* _WRITTEN INSTRUCTION_: Scan the entries for the string "Coats" and give the number of lines that have it, nothing further.

::: ENTRIES SUPPLIED :::

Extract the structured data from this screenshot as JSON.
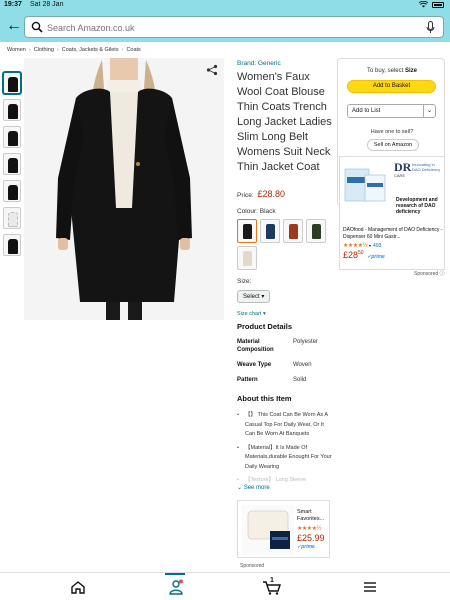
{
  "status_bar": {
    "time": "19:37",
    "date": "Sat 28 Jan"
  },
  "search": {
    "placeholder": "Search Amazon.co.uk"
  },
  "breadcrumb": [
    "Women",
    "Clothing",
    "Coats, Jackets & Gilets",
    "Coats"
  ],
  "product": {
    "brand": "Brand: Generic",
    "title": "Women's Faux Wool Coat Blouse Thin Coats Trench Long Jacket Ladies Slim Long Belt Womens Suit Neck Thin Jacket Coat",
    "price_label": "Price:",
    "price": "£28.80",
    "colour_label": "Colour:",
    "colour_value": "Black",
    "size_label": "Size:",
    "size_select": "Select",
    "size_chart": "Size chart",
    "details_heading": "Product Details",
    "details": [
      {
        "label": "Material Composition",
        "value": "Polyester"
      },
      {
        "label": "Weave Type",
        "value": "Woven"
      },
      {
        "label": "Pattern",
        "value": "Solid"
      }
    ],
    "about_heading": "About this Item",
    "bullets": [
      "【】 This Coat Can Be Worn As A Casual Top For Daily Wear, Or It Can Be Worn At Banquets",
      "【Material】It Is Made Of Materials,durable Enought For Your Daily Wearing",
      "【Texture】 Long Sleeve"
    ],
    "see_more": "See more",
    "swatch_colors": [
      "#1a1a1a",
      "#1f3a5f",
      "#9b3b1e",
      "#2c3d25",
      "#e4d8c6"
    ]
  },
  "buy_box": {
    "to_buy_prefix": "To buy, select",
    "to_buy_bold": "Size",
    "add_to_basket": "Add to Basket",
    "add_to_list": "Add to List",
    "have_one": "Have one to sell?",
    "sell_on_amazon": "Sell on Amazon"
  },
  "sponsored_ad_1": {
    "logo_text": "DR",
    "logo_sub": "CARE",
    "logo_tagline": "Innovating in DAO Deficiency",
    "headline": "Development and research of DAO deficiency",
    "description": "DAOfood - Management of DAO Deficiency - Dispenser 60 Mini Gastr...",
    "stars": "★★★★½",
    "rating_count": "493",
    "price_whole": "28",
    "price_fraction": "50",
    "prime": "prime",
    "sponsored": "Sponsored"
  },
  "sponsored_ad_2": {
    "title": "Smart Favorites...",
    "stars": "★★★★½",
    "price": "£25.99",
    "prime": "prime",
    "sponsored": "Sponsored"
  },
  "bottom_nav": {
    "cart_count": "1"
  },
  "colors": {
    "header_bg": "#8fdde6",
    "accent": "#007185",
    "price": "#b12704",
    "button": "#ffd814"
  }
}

:::

* _OUTPUT FOR THIS TASK_: 3